***** Angezeigter Text *****

Zander schreckt nicht davor zurück, sich der übelriechendsten Quellen zu bedienen, wenn er aus ihnen Material gegen Steiner schöpfen kann. Ein Beispiel dafür liefert das Kapitelchen »Neue Liebe«. Es zeigt exemplarisch, wie Zander im Verlauf von zwei Seiten aus »gehässigen Halbwahrheiten« wahrscheinliche Tatsachen macht.
Auf S. 171-173 schreibt Zander:
»Anna Eunike dürfte mit der Sensibilität der Gattin gemerkt haben, dass Marie von Sivers für Steiner mehr war, als eine intellektuelle Dienstbotin aus dem theosophischen Büro. Diese junge Dame war dabei, die Rolle der Geliebten an Steiners Seite einzunehmen. ...
Für Steiner wurde eine Ménage-à-trois wahr, aber der Traum, wenn er denn einer war, mutiert zu einem kleinen Albtraum. Denn in diesen Monaten, vielleicht in Schlachtensee, soll ›es‹ dann passiert sein. Steiners Stieftochter Emmy spähte durch die Jalousie in ein Zimmer, in dem sich ihr Stiefvater und seine Geliebte befanden, und sah, ›dass die beiden, im Bett liegend, sich so benahmen, wie eben Mann und Frau in erotischer Weise zusammenkommen‹. Diese Auskunft hat allerdings ein doppeltes Problem: Emmy Eunike war vermutlich nicht gut auf ihren Stiefvater zu sprechen. Schwerer noch wiegt, dass Schwartz-Bostunitsch, der behauptete, einen persönlichen Brief von Emmy Eunike mit diesen Informationen zu besitzen, ein völkischer Steiner-Hasser war ... All das klingt doch sehr nach gehässigen Halbwahrheiten, aber dass Steiner mit Marie von Sivers möglicherweise geschlafen hat, ist deshalb nicht auch gleich eine Falschmeldung ...
Bald darauf dürfte sich die gehörnte Ehefrau mit ihren Kindern von Steiner getrennt haben.«
Ein Leser, der einigermaßen bei Verstand ist, wird sich bei der Lektüre dieses Kapitels, das hemmungslos Möglichkeit und Wirklichkeit durcheinandermischt, aus der Möglichkeit eine Wirklichkeit ableitet, um diese Wirklichkeit im nächsten Satz wieder als bloße Möglichkeit zu relativieren, an den Kopf greifen. Mit beispielloser Chuzpe zaubert Zander aus einer »gehässigen Falschmeldung« am Ende doch eine Tatsache hervor: eine »gehörnte Ehefrau«, die sich von ihrem untreuen Gatten getrennt – »haben dürfte«.

***** Datenliste *****

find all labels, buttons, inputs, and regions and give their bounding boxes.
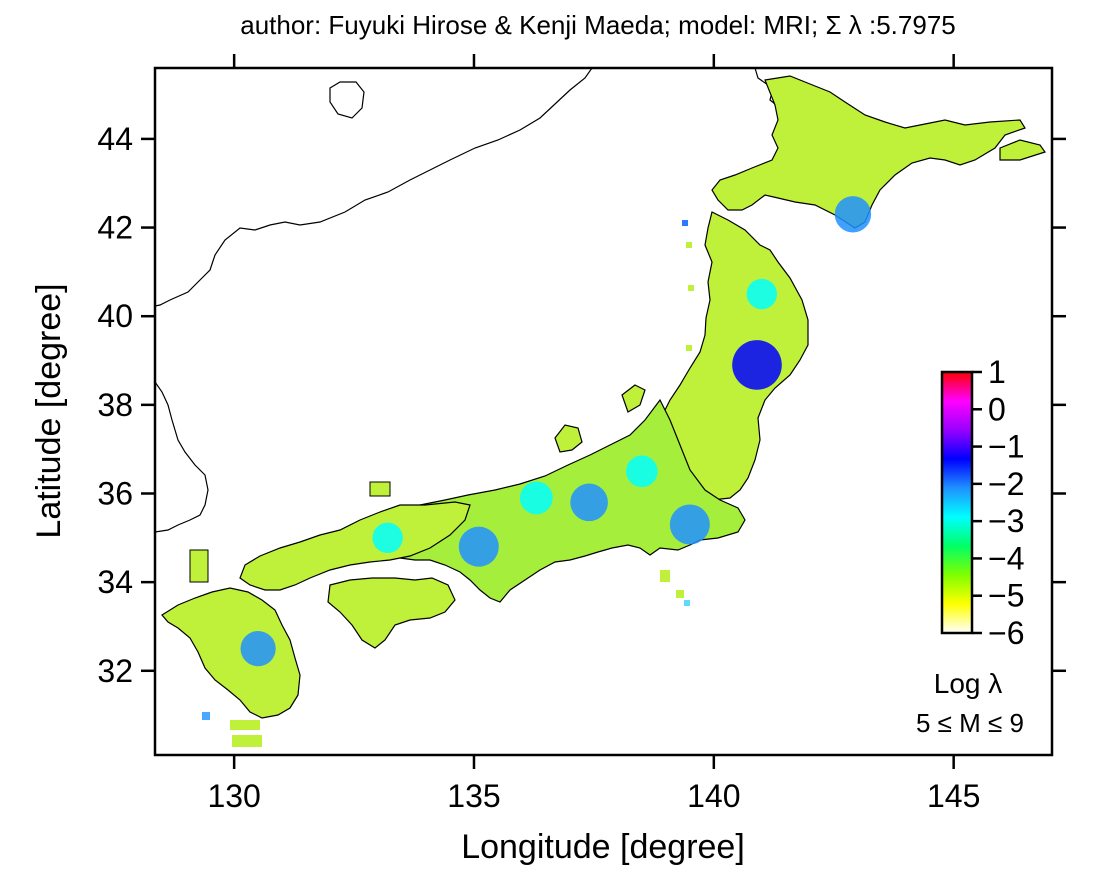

*****
***** Datenliste *****

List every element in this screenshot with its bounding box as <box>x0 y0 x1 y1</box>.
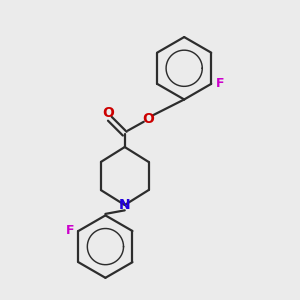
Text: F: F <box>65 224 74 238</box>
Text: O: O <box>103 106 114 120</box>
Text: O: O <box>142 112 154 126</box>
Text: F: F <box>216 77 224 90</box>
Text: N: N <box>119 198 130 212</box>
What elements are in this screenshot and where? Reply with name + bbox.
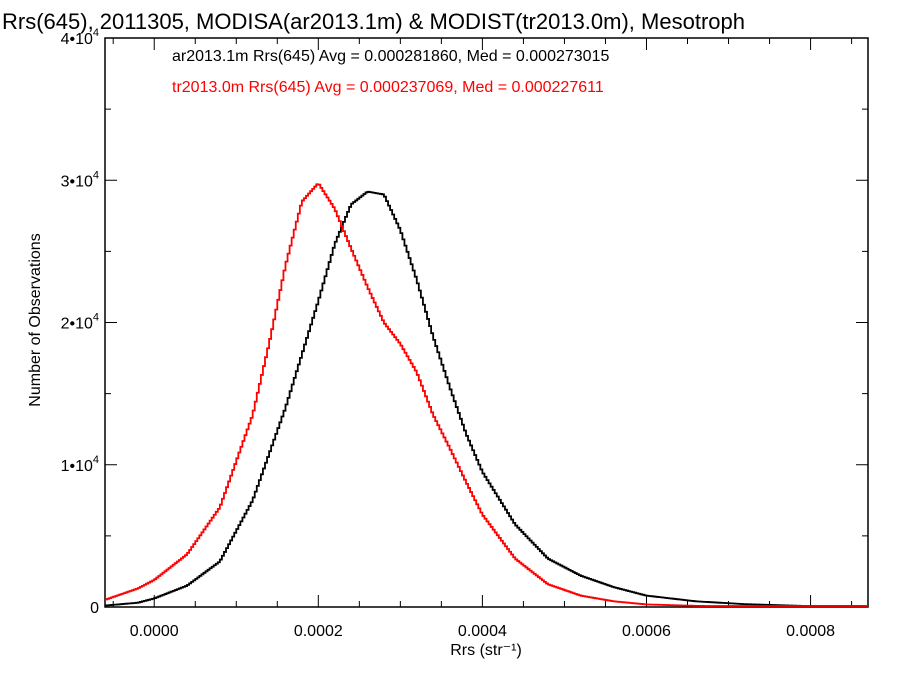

*****
***** Datenliste *****

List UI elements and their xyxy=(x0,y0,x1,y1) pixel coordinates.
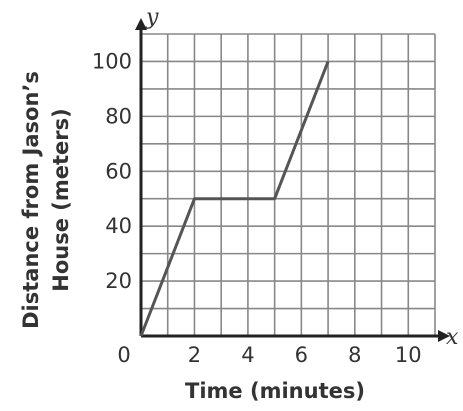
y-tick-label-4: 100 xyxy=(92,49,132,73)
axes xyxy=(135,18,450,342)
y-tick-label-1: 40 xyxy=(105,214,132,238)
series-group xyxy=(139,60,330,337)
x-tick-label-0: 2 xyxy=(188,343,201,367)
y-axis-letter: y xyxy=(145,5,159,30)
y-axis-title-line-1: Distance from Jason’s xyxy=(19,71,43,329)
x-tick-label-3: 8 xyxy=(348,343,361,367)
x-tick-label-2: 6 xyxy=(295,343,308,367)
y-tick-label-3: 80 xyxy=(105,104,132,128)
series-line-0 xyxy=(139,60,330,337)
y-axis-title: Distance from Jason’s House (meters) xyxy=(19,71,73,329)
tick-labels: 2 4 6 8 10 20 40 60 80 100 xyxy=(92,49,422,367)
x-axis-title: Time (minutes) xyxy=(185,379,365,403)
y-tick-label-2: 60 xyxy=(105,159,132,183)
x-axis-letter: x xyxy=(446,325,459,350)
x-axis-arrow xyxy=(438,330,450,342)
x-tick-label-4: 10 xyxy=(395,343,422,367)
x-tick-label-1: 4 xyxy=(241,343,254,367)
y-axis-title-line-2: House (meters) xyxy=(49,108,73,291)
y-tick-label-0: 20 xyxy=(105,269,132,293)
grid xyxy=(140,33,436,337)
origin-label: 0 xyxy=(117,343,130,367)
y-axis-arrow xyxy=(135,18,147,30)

*****

● **Aufgabe**
Beantworte zum Text über Zander und Steiner diese Fragen:
(a) Auf welchen Seiten steht die Stelle, die aus Zanders Buch zitiert wird?
(b) Wer spähte laut dem Zitat durch die Jalousie?
(c) Als was wird Schwartz-Bostunitsch im Zitat bezeichnet?
Die Datensätze haben mit dem Text nichts zu tun.

● **Lösung**
(a) Auf S. 171-173.
(b) Steiners Stieftochter Emmy.
(c) Als völkischer Steiner-Hasser.